## Stated goal:
Give every line from the entries that contains "Revenue".

## Data for this exercise:
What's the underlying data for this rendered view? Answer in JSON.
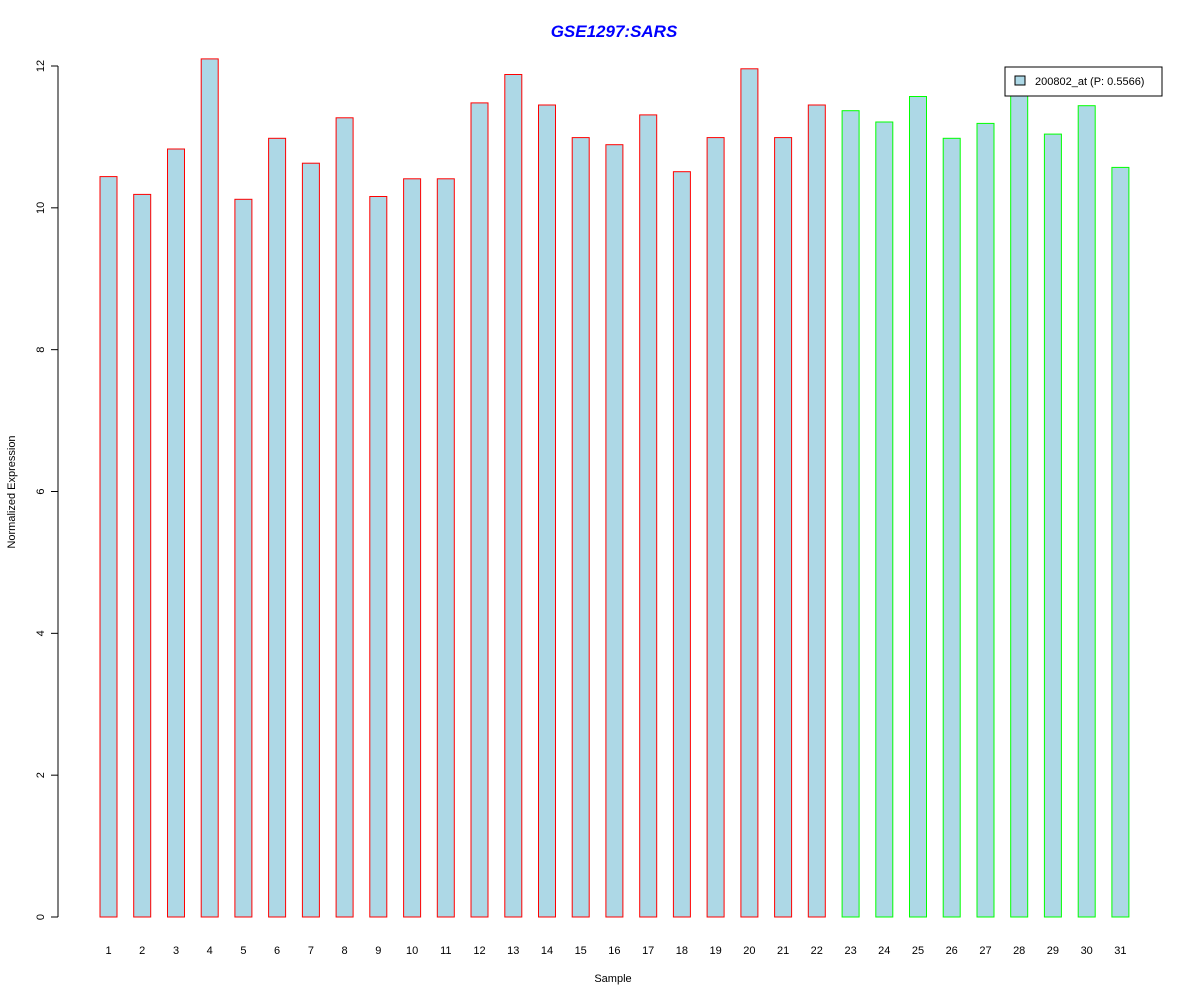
{
  "chart_data": {
    "type": "bar",
    "title": "GSE1297:SARS",
    "xlabel": "Sample",
    "ylabel": "Normalized Expression",
    "categories": [
      "1",
      "2",
      "3",
      "4",
      "5",
      "6",
      "7",
      "8",
      "9",
      "10",
      "11",
      "12",
      "13",
      "14",
      "15",
      "16",
      "17",
      "18",
      "19",
      "20",
      "21",
      "22",
      "23",
      "24",
      "25",
      "26",
      "27",
      "28",
      "29",
      "30",
      "31"
    ],
    "series": [
      {
        "name": "200802_at (P: 0.5566)",
        "values": [
          10.44,
          10.19,
          10.83,
          12.1,
          10.12,
          10.98,
          10.63,
          11.27,
          10.16,
          10.41,
          10.41,
          11.48,
          11.88,
          11.45,
          10.99,
          10.89,
          11.31,
          10.51,
          10.99,
          11.96,
          10.99,
          11.45,
          11.37,
          11.21,
          11.57,
          10.98,
          11.19,
          11.65,
          11.04,
          11.44,
          10.57
        ]
      }
    ],
    "groups": [
      "red",
      "red",
      "red",
      "red",
      "red",
      "red",
      "red",
      "red",
      "red",
      "red",
      "red",
      "red",
      "red",
      "red",
      "red",
      "red",
      "red",
      "red",
      "red",
      "red",
      "red",
      "red",
      "green",
      "green",
      "green",
      "green",
      "green",
      "green",
      "green",
      "green",
      "green"
    ],
    "ylim": [
      0,
      12
    ],
    "yticks": [
      0,
      2,
      4,
      6,
      8,
      10,
      12
    ],
    "grid": false,
    "legend_position": "top-right",
    "colors": {
      "bar_fill": "#add8e6",
      "group_red_border": "#ff0000",
      "group_green_border": "#00ff00",
      "title": "#0000ff"
    }
  }
}
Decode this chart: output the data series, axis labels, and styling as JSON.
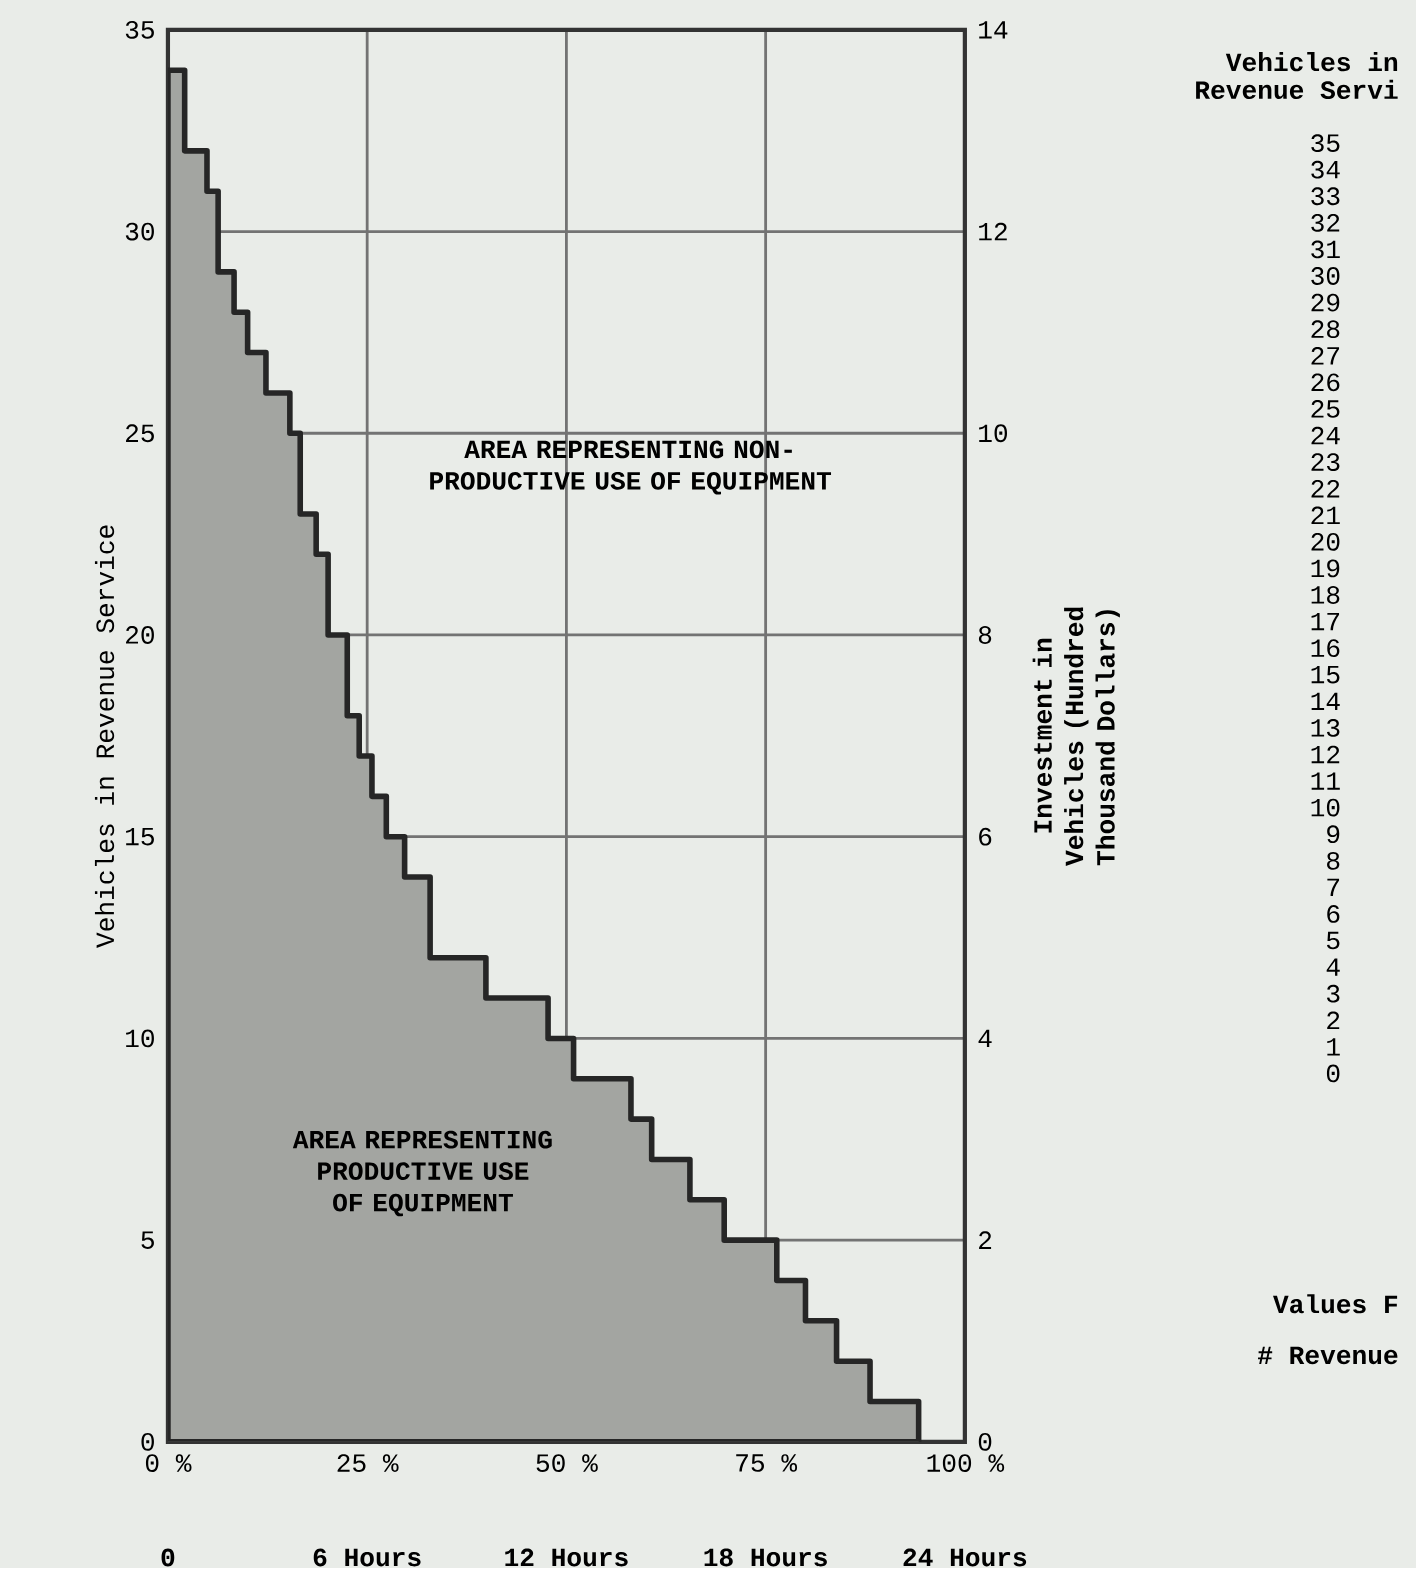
{
  "chart_data": {
    "type": "area",
    "ylabel": "Vehicles in Revenue Service",
    "y2label": "Investment in Vehicles (Hundred Thousand Dollars)",
    "x": [
      0,
      2.1,
      2.1,
      4.9,
      4.9,
      6.3,
      6.3,
      8.3,
      8.3,
      10,
      10,
      12.3,
      12.3,
      15.3,
      15.3,
      16.6,
      16.6,
      18.6,
      18.6,
      20.1,
      20.1,
      22.5,
      22.5,
      24,
      24,
      25.6,
      25.6,
      27.4,
      27.4,
      29.7,
      29.7,
      32.9,
      32.9,
      39.9,
      39.9,
      47.7,
      47.7,
      50.9,
      50.9,
      58.1,
      58.1,
      60.7,
      60.7,
      65.5,
      65.5,
      69.8,
      69.8,
      76.4,
      76.4,
      80,
      80,
      83.9,
      83.9,
      88.1,
      88.1,
      94.2,
      94.2
    ],
    "values": [
      34,
      34,
      32,
      32,
      31,
      31,
      29,
      29,
      28,
      28,
      27,
      27,
      26,
      26,
      25,
      25,
      23,
      23,
      22,
      22,
      20,
      20,
      18,
      18,
      17,
      17,
      16,
      16,
      15,
      15,
      14,
      14,
      12,
      12,
      11,
      11,
      10,
      10,
      9,
      9,
      8,
      8,
      7,
      7,
      6,
      6,
      5,
      5,
      4,
      4,
      3,
      3,
      2,
      2,
      1,
      1,
      0
    ],
    "color": "#a3a5a1",
    "xlim": [
      0,
      100
    ],
    "xticks": [
      {
        "value": 0,
        "label": "0 %"
      },
      {
        "value": 25,
        "label": "25 %"
      },
      {
        "value": 50,
        "label": "50 %"
      },
      {
        "value": 75,
        "label": "75 %"
      },
      {
        "value": 100,
        "label": "100 %"
      }
    ],
    "x2lim": [
      0,
      24
    ],
    "x2ticks": [
      0,
      {
        "value": 6,
        "label": "6 Hours"
      },
      {
        "value": 12,
        "label": "12 Hours"
      },
      {
        "value": 18,
        "label": "18 Hours"
      },
      {
        "value": 24,
        "label": "24 Hours"
      }
    ],
    "ylim": [
      0,
      35
    ],
    "yticks": [
      0,
      5,
      10,
      15,
      20,
      25,
      30,
      35
    ],
    "y2lim": [
      0,
      14
    ],
    "y2ticks": [
      0,
      2,
      4,
      6,
      8,
      10,
      12,
      14
    ],
    "grid": true,
    "annotations": [
      "AREA REPRESENTING NON-PRODUCTIVE USE OF EQUIPMENT",
      "AREA REPRESENTING PRODUCTIVE USE OF EQUIPMENT",
      "Vehicles in",
      "Revenue Servi",
      "35",
      "34",
      "33",
      "32",
      "31",
      "30",
      "29",
      "28",
      "27",
      "26",
      "25",
      "24",
      "23",
      "22",
      "21",
      "20",
      "19",
      "18",
      "17",
      "16",
      "15",
      "14",
      "13",
      "12",
      "11",
      "10",
      "9",
      "8",
      "7",
      "6",
      "5",
      "4",
      "3",
      "2",
      "1",
      "0",
      "Values F",
      "# Revenue"
    ]
  }
}
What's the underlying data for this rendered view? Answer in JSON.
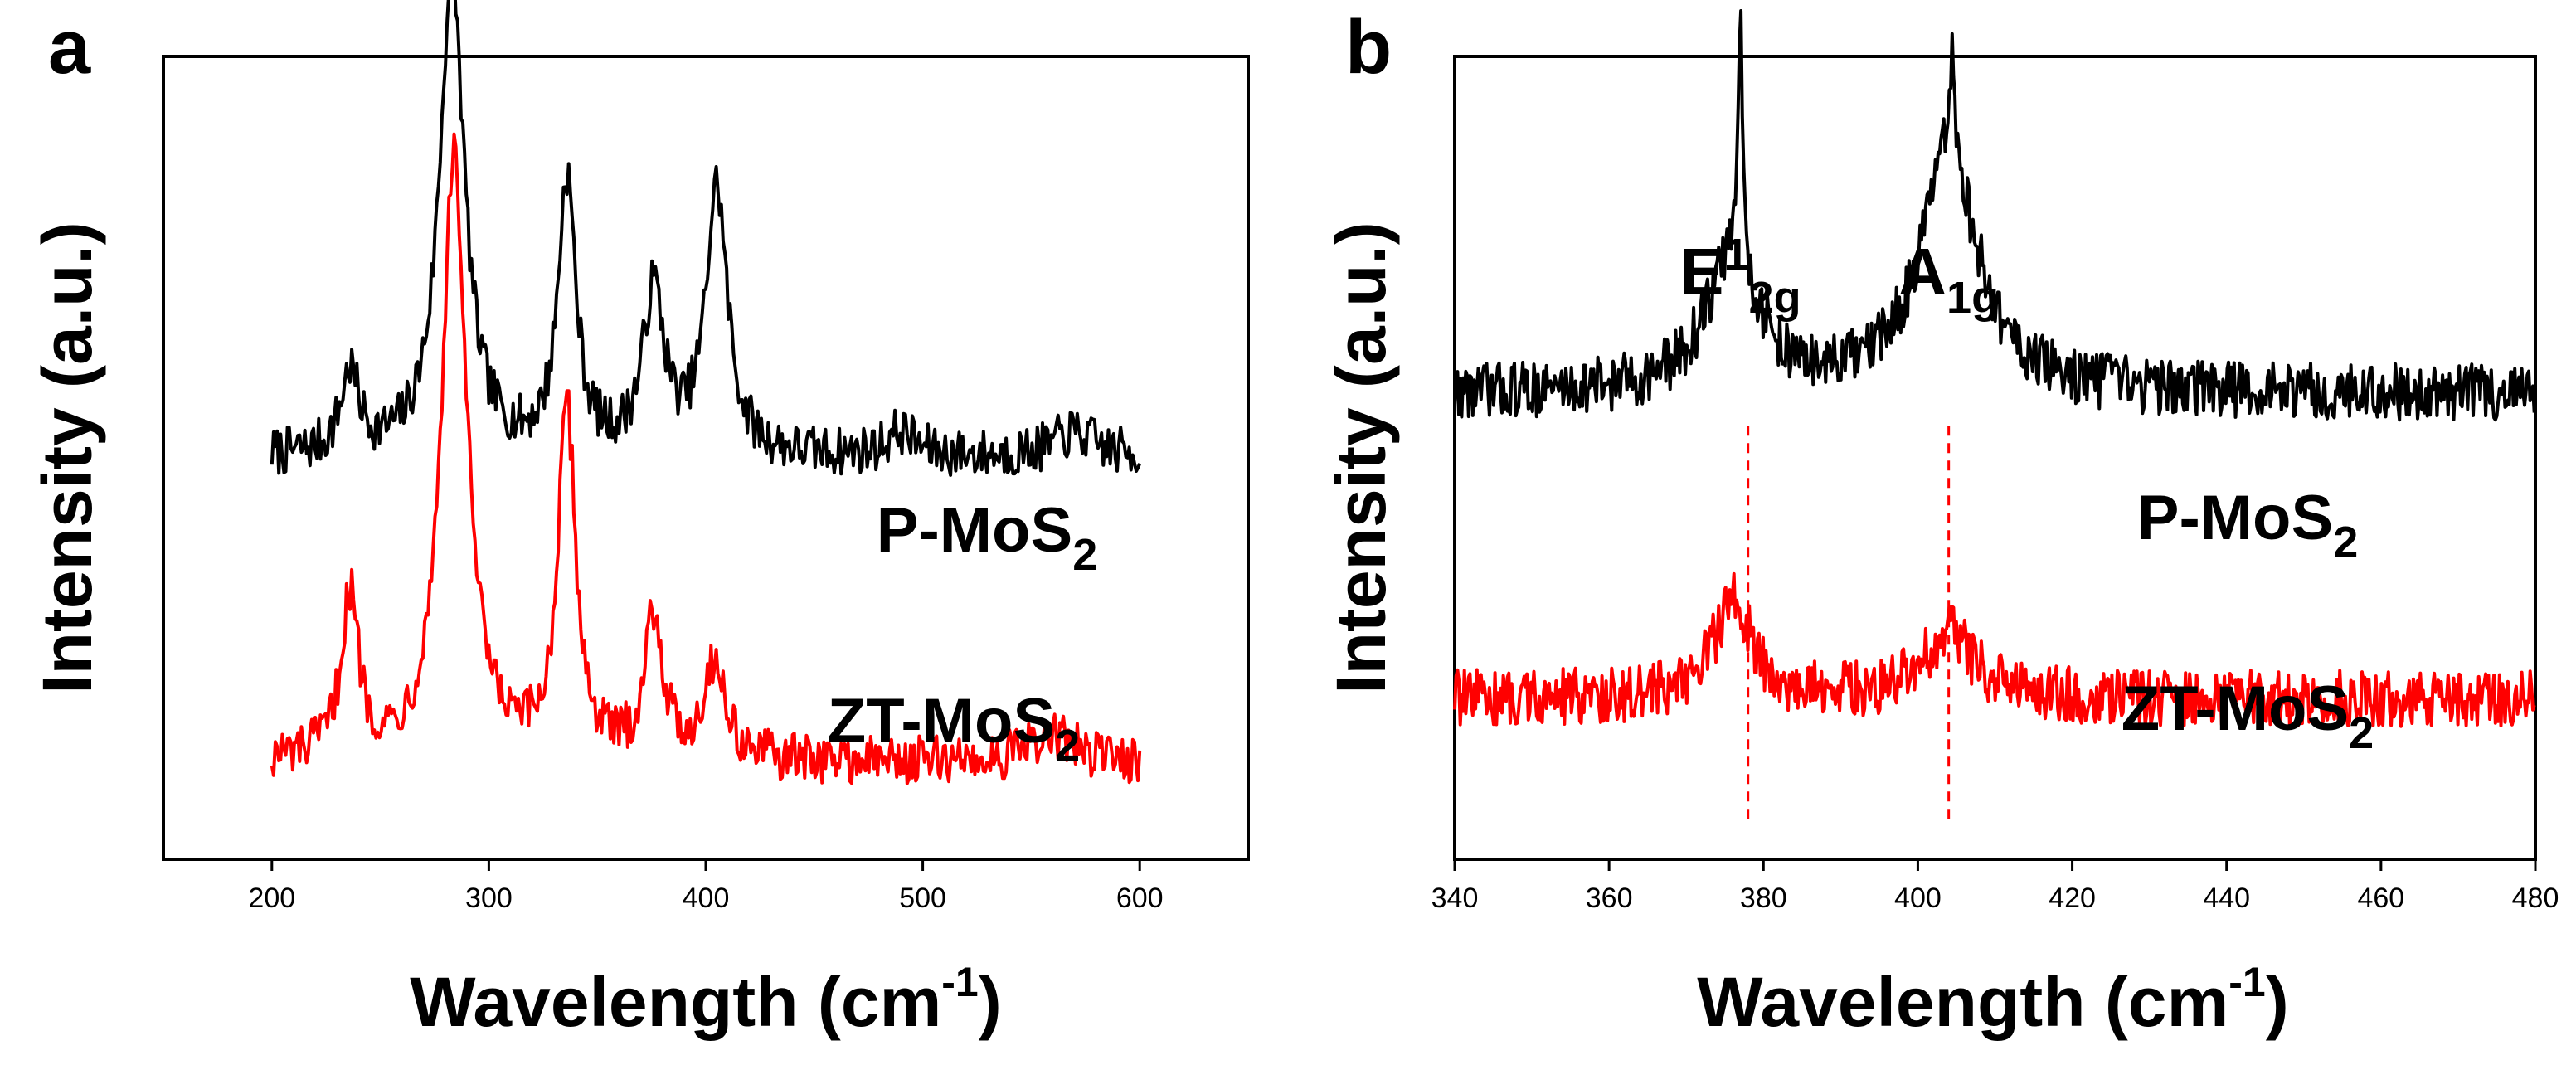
{
  "chart_data": [
    {
      "panel": "a",
      "type": "line",
      "xlabel": "Wavelength (cm-1)",
      "xlabel_parts": [
        "Wavelength (cm",
        "-1",
        ")"
      ],
      "ylabel": "Intensity (a.u.)",
      "xlim": [
        150,
        650
      ],
      "xticks": [
        200,
        300,
        400,
        500,
        600
      ],
      "yticks": false,
      "grid": false,
      "legend": "labels beside traces",
      "series": [
        {
          "name": "P-MoS2",
          "label_base": "P-MoS",
          "label_sub": "2",
          "color": "#000000",
          "baseline": 0.5,
          "noise": 0.03,
          "peaks": [
            {
              "x": 236,
              "height": 0.1,
              "width": 5
            },
            {
              "x": 283,
              "height": 0.6,
              "width": 7
            },
            {
              "x": 336,
              "height": 0.34,
              "width": 5
            },
            {
              "x": 376,
              "height": 0.2,
              "width": 6
            },
            {
              "x": 405,
              "height": 0.33,
              "width": 6
            },
            {
              "x": 490,
              "height": 0.03,
              "width": 8
            },
            {
              "x": 570,
              "height": 0.03,
              "width": 12
            }
          ],
          "x_range": [
            200,
            600
          ]
        },
        {
          "name": "ZT-MoS2",
          "label_base": "ZT-MoS",
          "label_sub": "2",
          "color": "#ff0000",
          "baseline": 0.12,
          "noise": 0.03,
          "peaks": [
            {
              "x": 236,
              "height": 0.2,
              "width": 5
            },
            {
              "x": 284,
              "height": 0.75,
              "width": 7
            },
            {
              "x": 336,
              "height": 0.43,
              "width": 5
            },
            {
              "x": 376,
              "height": 0.18,
              "width": 5
            },
            {
              "x": 404,
              "height": 0.12,
              "width": 6
            },
            {
              "x": 560,
              "height": 0.03,
              "width": 15
            }
          ],
          "x_range": [
            200,
            600
          ]
        }
      ]
    },
    {
      "panel": "b",
      "type": "line",
      "xlabel": "Wavelength (cm-1)",
      "xlabel_parts": [
        "Wavelength (cm",
        "-1",
        ")"
      ],
      "ylabel": "Intensity (a.u.)",
      "xlim": [
        340,
        480
      ],
      "xticks": [
        340,
        360,
        380,
        400,
        420,
        440,
        460,
        480
      ],
      "yticks": false,
      "grid": false,
      "legend": "labels beside traces",
      "annotations": [
        {
          "text": "E12g",
          "base": "E",
          "sup": "1",
          "sub": "2g",
          "x": 377
        },
        {
          "text": "A1g",
          "base": "A",
          "sub": "1g",
          "x": 404
        }
      ],
      "dashed_markers": [
        378,
        404
      ],
      "series": [
        {
          "name": "P-MoS2",
          "label_base": "P-MoS",
          "label_sub": "2",
          "color": "#000000",
          "baseline": 0.58,
          "noise": 0.035,
          "peaks": [
            {
              "x": 376,
              "height": 0.17,
              "width": 4
            },
            {
              "x": 377,
              "height": 0.3,
              "width": 0.35
            },
            {
              "x": 404,
              "height": 0.3,
              "width": 4.5
            },
            {
              "x": 404.5,
              "height": 0.12,
              "width": 0.35
            }
          ],
          "x_range": [
            340,
            480
          ]
        },
        {
          "name": "ZT-MoS2",
          "label_base": "ZT-MoS",
          "label_sub": "2",
          "color": "#ff0000",
          "baseline": 0.2,
          "noise": 0.035,
          "peaks": [
            {
              "x": 376,
              "height": 0.12,
              "width": 3
            },
            {
              "x": 404,
              "height": 0.08,
              "width": 4
            }
          ],
          "x_range": [
            340,
            480
          ]
        }
      ]
    }
  ]
}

## Correct answer:
    "ylabel": "Vehicles in Revenue Service",
      "Revenue Servi",
      "# Revenue"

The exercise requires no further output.